Return every record exactly as written.

───── Given records

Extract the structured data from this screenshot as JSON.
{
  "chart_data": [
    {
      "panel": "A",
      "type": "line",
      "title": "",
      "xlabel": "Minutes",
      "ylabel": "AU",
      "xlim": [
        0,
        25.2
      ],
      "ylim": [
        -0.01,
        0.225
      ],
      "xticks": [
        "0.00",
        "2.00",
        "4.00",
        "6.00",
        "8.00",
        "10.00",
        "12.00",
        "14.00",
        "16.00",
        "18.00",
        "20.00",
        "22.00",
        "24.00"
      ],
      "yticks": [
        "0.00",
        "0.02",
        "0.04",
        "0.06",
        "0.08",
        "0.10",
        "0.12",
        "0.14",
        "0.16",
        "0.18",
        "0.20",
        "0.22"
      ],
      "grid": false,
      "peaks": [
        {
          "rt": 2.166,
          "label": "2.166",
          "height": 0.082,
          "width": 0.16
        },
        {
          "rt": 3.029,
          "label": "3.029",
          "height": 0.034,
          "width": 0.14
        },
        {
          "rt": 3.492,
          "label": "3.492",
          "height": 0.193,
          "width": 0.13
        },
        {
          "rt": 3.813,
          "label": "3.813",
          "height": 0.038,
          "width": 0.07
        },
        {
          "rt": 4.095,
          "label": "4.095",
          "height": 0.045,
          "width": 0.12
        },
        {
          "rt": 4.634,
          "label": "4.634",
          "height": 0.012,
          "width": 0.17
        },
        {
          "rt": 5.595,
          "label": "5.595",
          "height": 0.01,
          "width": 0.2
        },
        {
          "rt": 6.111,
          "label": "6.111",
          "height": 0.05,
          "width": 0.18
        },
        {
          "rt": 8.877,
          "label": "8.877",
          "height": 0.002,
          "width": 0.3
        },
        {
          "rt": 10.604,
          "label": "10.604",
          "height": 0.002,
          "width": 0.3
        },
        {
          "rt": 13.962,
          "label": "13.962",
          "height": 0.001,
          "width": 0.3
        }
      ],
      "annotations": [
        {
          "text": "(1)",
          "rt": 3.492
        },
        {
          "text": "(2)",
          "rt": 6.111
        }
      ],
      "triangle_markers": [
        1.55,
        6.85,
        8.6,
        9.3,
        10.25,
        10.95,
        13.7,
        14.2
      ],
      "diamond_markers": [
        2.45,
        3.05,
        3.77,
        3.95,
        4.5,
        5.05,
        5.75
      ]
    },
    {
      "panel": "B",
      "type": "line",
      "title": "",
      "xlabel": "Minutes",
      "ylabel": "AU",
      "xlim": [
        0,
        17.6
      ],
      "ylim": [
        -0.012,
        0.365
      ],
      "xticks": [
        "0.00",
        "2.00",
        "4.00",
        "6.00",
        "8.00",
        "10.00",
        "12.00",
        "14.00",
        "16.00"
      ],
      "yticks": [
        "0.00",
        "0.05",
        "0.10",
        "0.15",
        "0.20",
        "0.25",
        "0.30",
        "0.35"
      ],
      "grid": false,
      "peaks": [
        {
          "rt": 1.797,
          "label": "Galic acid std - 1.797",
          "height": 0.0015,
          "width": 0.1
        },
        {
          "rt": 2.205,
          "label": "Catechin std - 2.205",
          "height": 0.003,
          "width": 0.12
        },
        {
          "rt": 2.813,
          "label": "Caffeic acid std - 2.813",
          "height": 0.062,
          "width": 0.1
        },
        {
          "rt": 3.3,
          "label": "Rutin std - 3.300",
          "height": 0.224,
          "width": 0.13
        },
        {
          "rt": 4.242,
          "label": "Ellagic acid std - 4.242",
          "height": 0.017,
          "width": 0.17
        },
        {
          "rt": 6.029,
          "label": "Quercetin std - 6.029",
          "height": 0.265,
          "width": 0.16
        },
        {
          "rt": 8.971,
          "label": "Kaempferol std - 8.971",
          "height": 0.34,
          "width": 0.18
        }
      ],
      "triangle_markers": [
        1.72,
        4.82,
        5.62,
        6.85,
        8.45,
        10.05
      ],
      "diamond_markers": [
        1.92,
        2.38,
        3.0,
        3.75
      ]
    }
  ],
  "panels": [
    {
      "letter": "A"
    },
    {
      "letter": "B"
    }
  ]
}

──────────

▶ _Complete answer_:
Extract the structured data from this screenshot as JSON.
{
  "chart_data": [
    {
      "panel": "A",
      "type": "line",
      "title": "",
      "xlabel": "Minutes",
      "ylabel": "AU",
      "xlim": [
        0,
        25.2
      ],
      "ylim": [
        -0.01,
        0.225
      ],
      "xticks": [
        "0.00",
        "2.00",
        "4.00",
        "6.00",
        "8.00",
        "10.00",
        "12.00",
        "14.00",
        "16.00",
        "18.00",
        "20.00",
        "22.00",
        "24.00"
      ],
      "yticks": [
        "0.00",
        "0.02",
        "0.04",
        "0.06",
        "0.08",
        "0.10",
        "0.12",
        "0.14",
        "0.16",
        "0.18",
        "0.20",
        "0.22"
      ],
      "grid": false,
      "peaks": [
        {
          "rt": 2.166,
          "label": "2.166",
          "height": 0.082,
          "width": 0.16
        },
        {
          "rt": 3.029,
          "label": "3.029",
          "height": 0.034,
          "width": 0.14
        },
        {
          "rt": 3.492,
          "label": "3.492",
          "height": 0.193,
          "width": 0.13
        },
        {
          "rt": 3.813,
          "label": "3.813",
          "height": 0.038,
          "width": 0.07
        },
        {
          "rt": 4.095,
          "label": "4.095",
          "height": 0.045,
          "width": 0.12
        },
        {
          "rt": 4.634,
          "label": "4.634",
          "height": 0.012,
          "width": 0.17
        },
        {
          "rt": 5.595,
          "label": "5.595",
          "height": 0.01,
          "width": 0.2
        },
        {
          "rt": 6.111,
          "label": "6.111",
          "height": 0.05,
          "width": 0.18
        },
        {
          "rt": 8.877,
          "label": "8.877",
          "height": 0.002,
          "width": 0.3
        },
        {
          "rt": 10.604,
          "label": "10.604",
          "height": 0.002,
          "width": 0.3
        },
        {
          "rt": 13.962,
          "label": "13.962",
          "height": 0.001,
          "width": 0.3
        }
      ],
      "annotations": [
        {
          "text": "(1)",
          "rt": 3.492
        },
        {
          "text": "(2)",
          "rt": 6.111
        }
      ],
      "triangle_markers": [
        1.55,
        6.85,
        8.6,
        9.3,
        10.25,
        10.95,
        13.7,
        14.2
      ],
      "diamond_markers": [
        2.45,
        3.05,
        3.77,
        3.95,
        4.5,
        5.05,
        5.75
      ]
    },
    {
      "panel": "B",
      "type": "line",
      "title": "",
      "xlabel": "Minutes",
      "ylabel": "AU",
      "xlim": [
        0,
        17.6
      ],
      "ylim": [
        -0.012,
        0.365
      ],
      "xticks": [
        "0.00",
        "2.00",
        "4.00",
        "6.00",
        "8.00",
        "10.00",
        "12.00",
        "14.00",
        "16.00"
      ],
      "yticks": [
        "0.00",
        "0.05",
        "0.10",
        "0.15",
        "0.20",
        "0.25",
        "0.30",
        "0.35"
      ],
      "grid": false,
      "peaks": [
        {
          "rt": 1.797,
          "label": "Galic acid std - 1.797",
          "height": 0.0015,
          "width": 0.1
        },
        {
          "rt": 2.205,
          "label": "Catechin std - 2.205",
          "height": 0.003,
          "width": 0.12
        },
        {
          "rt": 2.813,
          "label": "Caffeic acid std - 2.813",
          "height": 0.062,
          "width": 0.1
        },
        {
          "rt": 3.3,
          "label": "Rutin std - 3.300",
          "height": 0.224,
          "width": 0.13
        },
        {
          "rt": 4.242,
          "label": "Ellagic acid std - 4.242",
          "height": 0.017,
          "width": 0.17
        },
        {
          "rt": 6.029,
          "label": "Quercetin std - 6.029",
          "height": 0.265,
          "width": 0.16
        },
        {
          "rt": 8.971,
          "label": "Kaempferol std - 8.971",
          "height": 0.34,
          "width": 0.18
        }
      ],
      "triangle_markers": [
        1.72,
        4.82,
        5.62,
        6.85,
        8.45,
        10.05
      ],
      "diamond_markers": [
        1.92,
        2.38,
        3.0,
        3.75
      ]
    }
  ],
  "panels": [
    {
      "letter": "A"
    },
    {
      "letter": "B"
    }
  ]
}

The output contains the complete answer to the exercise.